(Dataset rows about figures)
** Start **
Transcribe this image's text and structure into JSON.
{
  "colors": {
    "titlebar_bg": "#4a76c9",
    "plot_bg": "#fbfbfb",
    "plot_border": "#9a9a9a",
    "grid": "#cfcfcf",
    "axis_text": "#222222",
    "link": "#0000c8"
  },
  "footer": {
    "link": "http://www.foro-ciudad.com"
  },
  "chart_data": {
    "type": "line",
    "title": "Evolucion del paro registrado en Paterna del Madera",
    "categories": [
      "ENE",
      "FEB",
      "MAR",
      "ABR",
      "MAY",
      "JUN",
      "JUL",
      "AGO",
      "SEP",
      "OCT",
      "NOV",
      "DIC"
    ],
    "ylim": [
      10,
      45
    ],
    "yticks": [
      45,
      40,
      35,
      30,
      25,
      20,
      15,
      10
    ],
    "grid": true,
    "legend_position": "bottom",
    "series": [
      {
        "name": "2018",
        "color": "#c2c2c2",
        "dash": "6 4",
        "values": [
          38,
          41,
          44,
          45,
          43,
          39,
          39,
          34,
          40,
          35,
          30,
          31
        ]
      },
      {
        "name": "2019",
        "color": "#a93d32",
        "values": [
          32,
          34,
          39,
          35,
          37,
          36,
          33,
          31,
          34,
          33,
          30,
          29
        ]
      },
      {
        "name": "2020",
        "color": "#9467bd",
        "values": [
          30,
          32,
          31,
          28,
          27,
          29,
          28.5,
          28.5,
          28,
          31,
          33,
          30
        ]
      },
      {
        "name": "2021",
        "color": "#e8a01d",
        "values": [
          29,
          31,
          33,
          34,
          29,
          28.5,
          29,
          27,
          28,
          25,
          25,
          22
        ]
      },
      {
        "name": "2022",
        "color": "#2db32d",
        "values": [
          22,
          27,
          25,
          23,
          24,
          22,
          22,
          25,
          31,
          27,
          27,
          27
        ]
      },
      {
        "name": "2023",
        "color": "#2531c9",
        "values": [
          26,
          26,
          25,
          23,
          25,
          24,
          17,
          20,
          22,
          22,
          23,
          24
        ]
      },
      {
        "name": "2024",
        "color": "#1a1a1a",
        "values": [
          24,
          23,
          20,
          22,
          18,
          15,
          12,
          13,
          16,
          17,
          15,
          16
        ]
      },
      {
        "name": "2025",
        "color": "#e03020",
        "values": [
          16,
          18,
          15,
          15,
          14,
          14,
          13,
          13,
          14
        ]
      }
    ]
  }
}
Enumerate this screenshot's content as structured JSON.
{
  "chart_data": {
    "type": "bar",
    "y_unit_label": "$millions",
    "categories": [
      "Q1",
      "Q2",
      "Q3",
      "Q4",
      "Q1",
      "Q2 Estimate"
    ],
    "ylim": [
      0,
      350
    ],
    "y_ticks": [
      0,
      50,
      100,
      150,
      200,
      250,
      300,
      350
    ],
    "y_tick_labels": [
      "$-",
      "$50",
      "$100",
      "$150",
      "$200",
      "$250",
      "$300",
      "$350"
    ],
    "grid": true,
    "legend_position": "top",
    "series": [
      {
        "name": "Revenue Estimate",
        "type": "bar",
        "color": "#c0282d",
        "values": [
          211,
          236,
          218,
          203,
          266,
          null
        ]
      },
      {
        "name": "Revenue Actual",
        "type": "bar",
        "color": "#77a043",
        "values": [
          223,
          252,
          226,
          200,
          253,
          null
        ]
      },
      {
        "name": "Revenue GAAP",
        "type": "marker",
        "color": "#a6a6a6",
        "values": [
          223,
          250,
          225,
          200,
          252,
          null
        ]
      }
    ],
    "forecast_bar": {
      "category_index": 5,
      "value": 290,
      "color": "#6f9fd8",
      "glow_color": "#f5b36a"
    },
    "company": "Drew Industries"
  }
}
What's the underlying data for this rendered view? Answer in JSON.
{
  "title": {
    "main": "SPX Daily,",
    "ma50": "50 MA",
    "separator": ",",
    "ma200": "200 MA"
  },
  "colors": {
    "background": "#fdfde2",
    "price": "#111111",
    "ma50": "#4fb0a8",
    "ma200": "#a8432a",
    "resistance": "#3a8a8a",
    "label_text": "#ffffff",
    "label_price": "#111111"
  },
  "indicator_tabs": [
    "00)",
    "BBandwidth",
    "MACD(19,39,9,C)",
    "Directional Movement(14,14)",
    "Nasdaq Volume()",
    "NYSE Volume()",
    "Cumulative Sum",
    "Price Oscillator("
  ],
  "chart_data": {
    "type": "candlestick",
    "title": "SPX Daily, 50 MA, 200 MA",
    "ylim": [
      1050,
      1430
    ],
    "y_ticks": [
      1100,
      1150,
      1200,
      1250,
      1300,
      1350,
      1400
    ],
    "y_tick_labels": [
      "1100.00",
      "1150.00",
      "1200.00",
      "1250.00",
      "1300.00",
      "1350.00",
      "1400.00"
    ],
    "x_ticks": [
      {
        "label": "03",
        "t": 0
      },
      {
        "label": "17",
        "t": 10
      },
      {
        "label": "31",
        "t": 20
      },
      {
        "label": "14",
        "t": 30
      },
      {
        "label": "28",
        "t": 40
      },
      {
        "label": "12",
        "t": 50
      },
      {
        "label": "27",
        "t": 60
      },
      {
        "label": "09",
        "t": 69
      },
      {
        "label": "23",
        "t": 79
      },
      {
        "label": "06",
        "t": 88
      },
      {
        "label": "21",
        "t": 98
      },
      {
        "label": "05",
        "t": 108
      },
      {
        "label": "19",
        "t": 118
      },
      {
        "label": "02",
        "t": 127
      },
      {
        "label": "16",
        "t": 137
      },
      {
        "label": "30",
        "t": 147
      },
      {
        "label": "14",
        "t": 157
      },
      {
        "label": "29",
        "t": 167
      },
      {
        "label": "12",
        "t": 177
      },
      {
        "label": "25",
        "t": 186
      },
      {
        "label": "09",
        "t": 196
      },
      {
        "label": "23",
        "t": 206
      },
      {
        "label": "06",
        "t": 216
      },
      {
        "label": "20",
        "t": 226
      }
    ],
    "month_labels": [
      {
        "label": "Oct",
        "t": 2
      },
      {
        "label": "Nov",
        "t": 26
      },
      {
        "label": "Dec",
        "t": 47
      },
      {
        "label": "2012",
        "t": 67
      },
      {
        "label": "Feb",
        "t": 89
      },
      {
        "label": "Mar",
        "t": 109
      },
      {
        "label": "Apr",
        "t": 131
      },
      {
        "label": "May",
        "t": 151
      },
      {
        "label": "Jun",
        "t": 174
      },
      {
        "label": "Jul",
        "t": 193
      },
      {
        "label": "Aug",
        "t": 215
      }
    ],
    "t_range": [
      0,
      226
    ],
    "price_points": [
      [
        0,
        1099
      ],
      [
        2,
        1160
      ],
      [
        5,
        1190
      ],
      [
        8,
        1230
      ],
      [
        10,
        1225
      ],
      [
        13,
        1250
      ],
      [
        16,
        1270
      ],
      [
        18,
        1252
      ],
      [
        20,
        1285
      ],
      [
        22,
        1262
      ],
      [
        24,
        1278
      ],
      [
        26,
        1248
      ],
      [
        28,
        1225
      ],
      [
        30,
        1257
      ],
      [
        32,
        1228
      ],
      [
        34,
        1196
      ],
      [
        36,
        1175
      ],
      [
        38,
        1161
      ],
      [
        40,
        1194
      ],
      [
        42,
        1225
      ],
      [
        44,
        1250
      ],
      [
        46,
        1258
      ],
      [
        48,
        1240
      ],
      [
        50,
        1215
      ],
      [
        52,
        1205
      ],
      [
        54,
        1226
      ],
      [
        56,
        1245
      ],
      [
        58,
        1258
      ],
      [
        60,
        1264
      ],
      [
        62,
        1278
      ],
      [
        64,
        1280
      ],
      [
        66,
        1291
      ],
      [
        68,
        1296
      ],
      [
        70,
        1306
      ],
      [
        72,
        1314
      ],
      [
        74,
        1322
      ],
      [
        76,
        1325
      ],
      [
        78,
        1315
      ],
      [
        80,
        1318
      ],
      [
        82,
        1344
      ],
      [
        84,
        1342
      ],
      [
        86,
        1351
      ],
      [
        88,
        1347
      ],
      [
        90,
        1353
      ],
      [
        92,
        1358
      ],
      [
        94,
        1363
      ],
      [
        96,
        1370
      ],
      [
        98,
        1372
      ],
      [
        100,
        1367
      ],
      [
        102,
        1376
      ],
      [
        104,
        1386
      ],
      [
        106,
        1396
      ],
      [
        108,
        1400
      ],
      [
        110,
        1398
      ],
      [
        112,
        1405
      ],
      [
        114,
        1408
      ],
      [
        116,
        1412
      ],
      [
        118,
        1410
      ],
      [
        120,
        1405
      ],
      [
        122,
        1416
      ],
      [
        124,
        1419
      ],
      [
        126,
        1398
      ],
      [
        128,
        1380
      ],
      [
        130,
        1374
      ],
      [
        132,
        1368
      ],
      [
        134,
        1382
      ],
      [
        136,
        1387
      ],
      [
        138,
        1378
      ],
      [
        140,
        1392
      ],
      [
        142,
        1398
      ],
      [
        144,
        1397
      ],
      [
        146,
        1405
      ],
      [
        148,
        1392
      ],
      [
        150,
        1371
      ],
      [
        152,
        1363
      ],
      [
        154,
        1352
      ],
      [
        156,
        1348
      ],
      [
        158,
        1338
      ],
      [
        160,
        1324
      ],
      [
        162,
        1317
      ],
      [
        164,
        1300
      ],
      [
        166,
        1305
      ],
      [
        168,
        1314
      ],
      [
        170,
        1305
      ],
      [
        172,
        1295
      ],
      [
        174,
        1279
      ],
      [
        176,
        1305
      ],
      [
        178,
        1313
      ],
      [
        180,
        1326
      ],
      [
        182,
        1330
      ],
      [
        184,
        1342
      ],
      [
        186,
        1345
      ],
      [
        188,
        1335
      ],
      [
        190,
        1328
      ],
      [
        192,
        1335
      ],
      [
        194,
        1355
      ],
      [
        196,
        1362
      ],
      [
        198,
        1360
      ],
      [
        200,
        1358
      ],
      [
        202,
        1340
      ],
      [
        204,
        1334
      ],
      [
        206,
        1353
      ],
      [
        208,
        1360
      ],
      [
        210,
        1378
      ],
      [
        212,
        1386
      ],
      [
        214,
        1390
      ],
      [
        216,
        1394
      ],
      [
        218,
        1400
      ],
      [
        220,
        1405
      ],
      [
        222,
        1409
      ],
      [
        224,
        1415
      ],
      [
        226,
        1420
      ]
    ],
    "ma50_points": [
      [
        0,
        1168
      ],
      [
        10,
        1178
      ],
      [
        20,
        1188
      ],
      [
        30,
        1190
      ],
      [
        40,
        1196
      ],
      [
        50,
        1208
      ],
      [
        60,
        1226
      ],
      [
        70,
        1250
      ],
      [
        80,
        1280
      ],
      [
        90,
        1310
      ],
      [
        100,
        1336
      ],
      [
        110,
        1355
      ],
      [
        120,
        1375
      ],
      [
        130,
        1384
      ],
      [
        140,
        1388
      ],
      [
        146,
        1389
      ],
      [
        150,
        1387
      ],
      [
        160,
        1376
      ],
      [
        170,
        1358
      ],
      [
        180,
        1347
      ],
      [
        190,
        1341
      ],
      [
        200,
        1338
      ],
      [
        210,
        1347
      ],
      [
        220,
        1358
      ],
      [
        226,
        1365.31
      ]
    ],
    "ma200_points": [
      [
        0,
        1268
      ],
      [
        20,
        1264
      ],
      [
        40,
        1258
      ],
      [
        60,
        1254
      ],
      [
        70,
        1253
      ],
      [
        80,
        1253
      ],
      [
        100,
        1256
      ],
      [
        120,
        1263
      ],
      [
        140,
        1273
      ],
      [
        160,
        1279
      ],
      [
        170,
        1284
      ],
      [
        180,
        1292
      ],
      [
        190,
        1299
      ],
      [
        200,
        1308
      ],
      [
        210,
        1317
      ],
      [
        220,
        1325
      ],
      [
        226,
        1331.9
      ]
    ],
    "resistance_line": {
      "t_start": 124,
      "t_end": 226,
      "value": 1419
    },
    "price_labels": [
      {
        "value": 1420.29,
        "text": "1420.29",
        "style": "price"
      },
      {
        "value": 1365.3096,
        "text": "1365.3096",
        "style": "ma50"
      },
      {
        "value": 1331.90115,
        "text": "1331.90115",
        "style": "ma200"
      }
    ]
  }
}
** End **
What to do: From the entries above, extract each line containing "JSON".

Solution below:
Transcribe this image's text and structure into JSON.
Enumerate this screenshot's content as structured JSON.
What's the underlying data for this rendered view? Answer in JSON.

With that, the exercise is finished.